In the listing below, identify each line with the word "entries" and return those lines.

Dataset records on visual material

--- Begin ---

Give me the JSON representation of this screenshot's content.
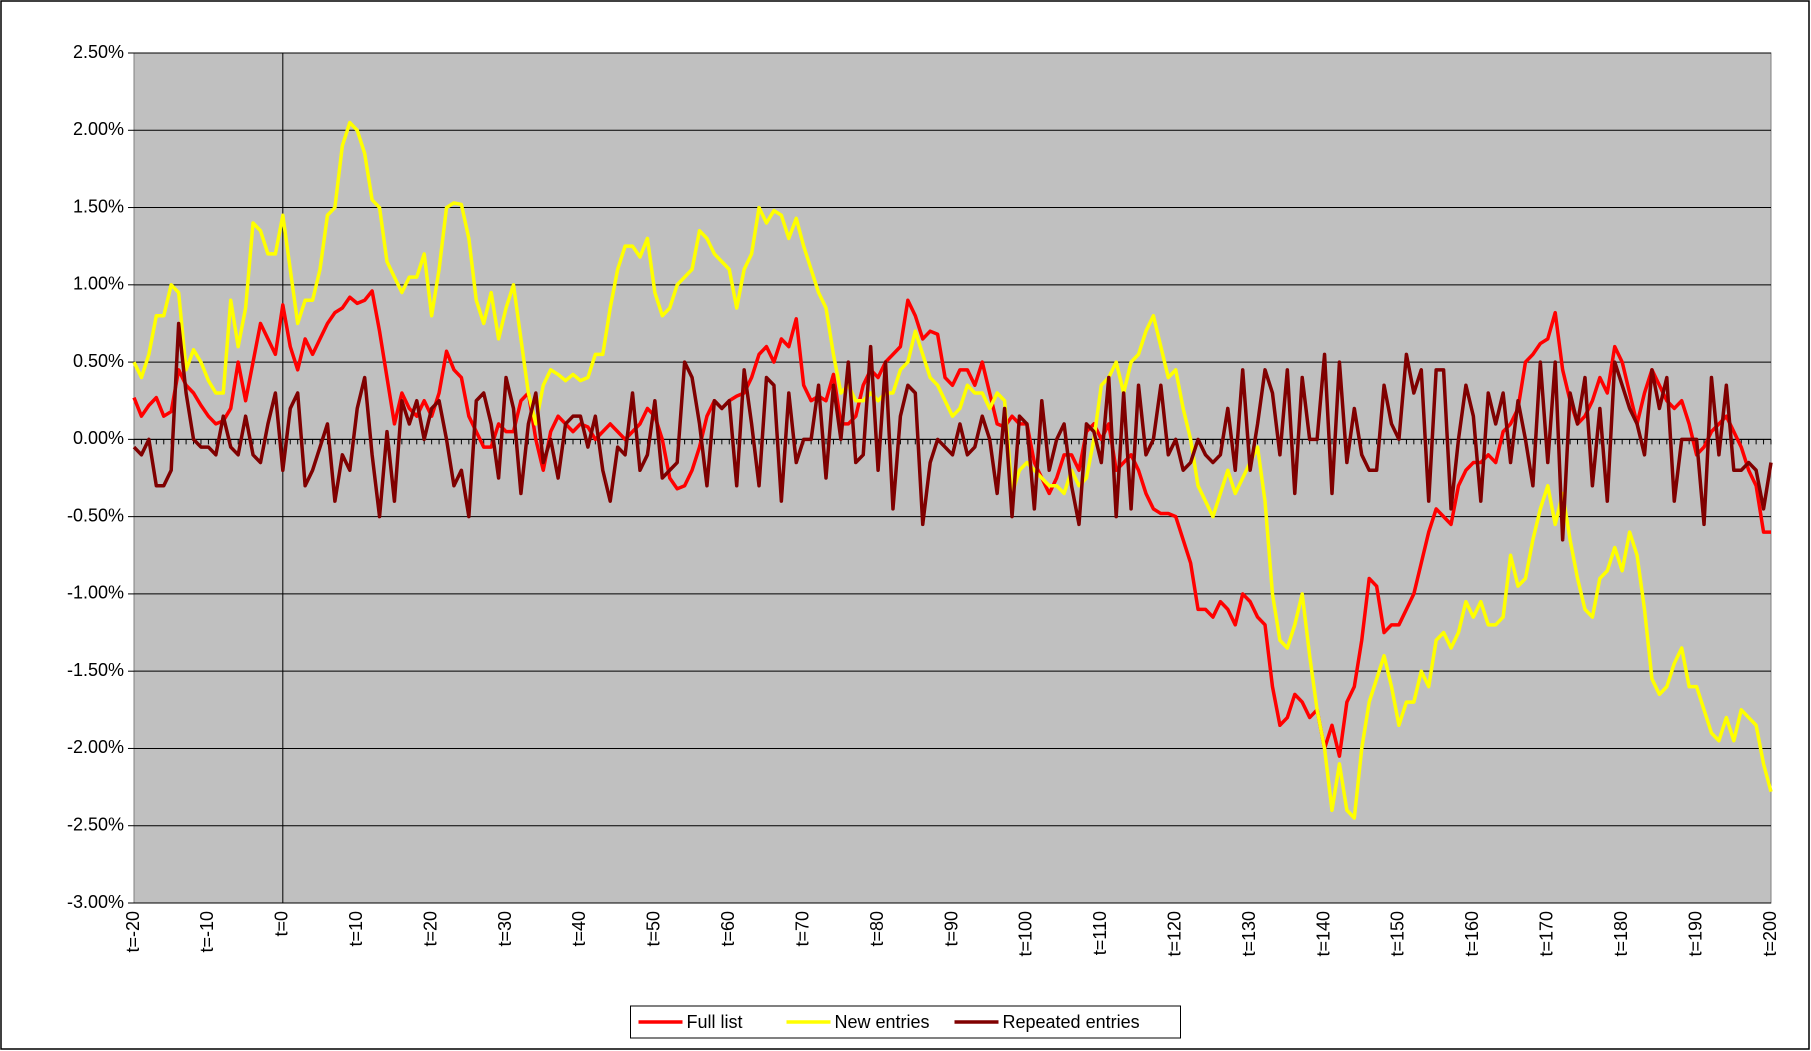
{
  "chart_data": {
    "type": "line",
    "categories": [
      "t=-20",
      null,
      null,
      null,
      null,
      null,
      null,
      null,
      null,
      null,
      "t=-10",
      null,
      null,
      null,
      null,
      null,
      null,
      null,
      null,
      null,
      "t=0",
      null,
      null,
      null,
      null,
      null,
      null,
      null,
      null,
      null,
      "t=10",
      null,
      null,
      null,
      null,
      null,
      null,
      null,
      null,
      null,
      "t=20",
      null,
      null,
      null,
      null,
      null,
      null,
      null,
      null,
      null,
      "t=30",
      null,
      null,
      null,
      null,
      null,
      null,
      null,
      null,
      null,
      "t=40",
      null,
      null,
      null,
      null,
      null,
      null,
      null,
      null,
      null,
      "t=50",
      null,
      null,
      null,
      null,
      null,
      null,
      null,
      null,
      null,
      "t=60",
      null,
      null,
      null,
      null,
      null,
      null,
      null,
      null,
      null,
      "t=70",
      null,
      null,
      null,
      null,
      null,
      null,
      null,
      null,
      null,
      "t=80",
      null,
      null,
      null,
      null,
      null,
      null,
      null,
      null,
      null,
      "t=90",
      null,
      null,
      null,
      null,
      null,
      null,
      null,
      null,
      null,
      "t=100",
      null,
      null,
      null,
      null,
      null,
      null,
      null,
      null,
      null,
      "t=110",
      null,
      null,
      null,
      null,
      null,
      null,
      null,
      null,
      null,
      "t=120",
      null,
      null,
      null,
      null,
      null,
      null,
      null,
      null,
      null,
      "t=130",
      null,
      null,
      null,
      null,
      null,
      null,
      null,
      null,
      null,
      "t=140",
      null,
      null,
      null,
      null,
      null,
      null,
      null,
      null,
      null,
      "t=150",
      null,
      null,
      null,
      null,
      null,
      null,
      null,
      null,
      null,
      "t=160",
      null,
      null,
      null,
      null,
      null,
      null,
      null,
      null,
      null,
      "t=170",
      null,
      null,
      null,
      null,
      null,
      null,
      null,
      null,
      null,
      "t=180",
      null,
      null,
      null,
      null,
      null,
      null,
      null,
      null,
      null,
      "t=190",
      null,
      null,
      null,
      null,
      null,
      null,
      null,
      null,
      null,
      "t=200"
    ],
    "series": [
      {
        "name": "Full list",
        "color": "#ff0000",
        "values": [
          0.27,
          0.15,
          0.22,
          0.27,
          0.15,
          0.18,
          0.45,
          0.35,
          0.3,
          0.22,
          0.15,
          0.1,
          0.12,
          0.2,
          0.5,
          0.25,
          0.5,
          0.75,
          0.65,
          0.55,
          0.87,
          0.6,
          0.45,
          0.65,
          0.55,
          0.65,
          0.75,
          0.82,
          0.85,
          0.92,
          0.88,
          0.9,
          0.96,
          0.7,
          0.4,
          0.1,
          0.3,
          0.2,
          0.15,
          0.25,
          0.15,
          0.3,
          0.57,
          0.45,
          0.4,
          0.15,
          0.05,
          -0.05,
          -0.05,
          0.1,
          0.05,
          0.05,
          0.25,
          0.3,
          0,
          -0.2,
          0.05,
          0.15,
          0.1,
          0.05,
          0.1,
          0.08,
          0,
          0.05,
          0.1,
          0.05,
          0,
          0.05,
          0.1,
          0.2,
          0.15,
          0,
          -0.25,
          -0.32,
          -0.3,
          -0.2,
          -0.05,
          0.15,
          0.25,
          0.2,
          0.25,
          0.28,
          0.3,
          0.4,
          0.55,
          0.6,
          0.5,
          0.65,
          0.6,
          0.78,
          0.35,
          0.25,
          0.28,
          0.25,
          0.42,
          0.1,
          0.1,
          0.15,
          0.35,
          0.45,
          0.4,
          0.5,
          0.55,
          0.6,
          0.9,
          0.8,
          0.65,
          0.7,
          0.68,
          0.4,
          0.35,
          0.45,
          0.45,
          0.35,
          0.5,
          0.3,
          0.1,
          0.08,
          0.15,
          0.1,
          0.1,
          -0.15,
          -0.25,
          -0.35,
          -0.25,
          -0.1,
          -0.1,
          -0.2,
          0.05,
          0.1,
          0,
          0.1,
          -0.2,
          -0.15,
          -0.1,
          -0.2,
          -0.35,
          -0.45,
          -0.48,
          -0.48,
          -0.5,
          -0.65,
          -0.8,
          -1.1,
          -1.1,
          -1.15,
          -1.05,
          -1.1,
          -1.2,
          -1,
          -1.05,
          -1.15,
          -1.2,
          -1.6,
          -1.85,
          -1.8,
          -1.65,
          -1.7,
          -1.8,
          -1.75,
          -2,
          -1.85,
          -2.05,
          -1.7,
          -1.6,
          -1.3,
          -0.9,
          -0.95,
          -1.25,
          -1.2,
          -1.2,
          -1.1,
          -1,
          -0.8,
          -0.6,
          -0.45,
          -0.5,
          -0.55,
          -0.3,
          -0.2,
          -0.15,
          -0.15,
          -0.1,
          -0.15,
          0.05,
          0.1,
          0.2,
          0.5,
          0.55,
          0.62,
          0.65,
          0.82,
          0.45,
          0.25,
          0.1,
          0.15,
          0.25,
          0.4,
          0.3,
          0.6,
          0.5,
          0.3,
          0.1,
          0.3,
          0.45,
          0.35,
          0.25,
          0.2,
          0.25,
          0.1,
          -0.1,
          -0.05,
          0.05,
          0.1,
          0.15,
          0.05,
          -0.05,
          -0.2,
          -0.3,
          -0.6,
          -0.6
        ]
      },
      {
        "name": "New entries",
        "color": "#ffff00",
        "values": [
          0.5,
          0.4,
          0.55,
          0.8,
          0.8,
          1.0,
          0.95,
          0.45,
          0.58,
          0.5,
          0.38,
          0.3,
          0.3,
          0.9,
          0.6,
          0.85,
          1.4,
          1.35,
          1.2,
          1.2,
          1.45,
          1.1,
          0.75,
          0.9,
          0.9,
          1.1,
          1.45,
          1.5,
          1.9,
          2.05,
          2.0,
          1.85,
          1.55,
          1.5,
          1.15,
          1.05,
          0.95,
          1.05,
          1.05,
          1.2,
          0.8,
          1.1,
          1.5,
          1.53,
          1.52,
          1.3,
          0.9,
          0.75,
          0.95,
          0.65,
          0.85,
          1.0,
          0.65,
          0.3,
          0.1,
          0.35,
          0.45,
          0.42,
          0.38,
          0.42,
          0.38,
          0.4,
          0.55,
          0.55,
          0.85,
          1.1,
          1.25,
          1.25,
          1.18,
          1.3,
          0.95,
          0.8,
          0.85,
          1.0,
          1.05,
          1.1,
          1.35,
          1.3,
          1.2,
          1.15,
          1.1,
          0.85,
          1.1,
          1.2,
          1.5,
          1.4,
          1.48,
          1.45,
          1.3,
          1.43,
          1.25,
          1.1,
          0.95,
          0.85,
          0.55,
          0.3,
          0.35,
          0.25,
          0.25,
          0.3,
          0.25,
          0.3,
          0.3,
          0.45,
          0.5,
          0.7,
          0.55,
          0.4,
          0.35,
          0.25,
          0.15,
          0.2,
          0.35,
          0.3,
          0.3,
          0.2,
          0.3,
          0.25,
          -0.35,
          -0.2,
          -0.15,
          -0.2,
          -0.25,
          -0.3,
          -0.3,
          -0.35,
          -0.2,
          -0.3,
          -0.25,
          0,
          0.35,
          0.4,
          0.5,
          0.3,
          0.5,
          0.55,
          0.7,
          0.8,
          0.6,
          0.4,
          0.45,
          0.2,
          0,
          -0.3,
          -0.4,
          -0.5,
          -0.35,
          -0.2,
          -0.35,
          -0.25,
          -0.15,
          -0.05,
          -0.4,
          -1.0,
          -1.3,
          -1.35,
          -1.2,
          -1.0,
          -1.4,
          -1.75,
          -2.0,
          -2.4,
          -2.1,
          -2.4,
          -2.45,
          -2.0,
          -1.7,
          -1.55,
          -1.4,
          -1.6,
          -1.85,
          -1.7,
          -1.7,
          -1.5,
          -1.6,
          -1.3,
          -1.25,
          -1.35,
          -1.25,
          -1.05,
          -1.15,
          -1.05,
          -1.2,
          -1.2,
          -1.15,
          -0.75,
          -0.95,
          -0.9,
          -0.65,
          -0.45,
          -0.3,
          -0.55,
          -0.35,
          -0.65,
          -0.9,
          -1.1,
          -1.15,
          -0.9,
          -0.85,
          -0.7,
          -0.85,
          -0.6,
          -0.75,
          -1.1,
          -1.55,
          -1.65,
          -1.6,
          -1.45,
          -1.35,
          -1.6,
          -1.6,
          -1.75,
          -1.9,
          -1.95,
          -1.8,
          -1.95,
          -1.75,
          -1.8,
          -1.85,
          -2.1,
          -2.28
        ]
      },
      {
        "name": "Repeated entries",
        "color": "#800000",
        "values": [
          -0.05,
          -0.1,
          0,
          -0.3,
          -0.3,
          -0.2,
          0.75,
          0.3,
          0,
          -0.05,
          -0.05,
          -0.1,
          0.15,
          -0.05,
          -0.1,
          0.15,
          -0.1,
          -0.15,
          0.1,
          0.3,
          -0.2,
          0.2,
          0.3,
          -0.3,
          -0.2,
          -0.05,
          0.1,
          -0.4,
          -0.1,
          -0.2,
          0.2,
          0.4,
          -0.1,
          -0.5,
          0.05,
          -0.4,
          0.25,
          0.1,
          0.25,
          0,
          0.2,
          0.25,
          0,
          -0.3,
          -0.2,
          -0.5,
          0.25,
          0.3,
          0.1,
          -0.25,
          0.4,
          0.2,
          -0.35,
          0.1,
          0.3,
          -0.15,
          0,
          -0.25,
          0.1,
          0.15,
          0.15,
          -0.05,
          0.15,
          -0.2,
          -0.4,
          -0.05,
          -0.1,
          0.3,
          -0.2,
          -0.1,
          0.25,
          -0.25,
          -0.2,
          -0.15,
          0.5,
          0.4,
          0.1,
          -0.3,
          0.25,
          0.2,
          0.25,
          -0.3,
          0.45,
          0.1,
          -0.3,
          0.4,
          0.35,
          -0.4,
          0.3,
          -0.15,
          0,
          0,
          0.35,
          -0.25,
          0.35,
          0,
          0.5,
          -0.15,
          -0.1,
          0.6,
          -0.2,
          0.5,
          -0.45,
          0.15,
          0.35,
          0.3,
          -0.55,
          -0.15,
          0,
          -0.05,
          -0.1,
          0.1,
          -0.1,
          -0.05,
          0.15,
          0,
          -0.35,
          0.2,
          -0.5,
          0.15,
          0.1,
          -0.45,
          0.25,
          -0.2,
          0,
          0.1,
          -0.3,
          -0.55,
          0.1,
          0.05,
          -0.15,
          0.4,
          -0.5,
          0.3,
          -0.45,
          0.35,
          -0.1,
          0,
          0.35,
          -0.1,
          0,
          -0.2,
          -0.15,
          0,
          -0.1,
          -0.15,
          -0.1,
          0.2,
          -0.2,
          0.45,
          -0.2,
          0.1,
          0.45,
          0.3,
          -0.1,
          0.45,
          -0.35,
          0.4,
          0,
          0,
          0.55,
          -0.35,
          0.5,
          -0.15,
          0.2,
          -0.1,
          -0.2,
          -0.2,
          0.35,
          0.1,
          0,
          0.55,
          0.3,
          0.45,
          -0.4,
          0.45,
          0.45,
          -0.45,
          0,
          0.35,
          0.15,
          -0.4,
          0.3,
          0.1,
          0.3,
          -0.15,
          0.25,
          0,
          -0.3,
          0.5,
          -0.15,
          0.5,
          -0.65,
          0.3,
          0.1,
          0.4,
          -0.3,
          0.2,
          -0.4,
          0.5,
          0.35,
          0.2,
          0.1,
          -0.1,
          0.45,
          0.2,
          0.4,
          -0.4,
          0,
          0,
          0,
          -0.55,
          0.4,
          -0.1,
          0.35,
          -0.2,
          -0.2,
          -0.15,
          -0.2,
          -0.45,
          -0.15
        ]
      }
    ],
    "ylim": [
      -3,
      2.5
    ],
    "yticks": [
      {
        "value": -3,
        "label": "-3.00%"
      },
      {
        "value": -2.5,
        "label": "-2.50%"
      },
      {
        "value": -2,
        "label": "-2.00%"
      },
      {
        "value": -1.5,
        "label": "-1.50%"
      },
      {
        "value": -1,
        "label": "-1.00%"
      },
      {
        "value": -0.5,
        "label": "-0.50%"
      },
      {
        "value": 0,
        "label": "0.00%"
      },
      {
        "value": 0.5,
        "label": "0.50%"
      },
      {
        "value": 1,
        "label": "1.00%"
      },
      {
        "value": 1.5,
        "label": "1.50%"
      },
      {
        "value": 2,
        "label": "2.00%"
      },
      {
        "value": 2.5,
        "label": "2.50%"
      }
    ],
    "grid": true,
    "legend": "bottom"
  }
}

--- End ---

> [THE RESPONSE]
        "name": "New entries",
        "name": "Repeated entries",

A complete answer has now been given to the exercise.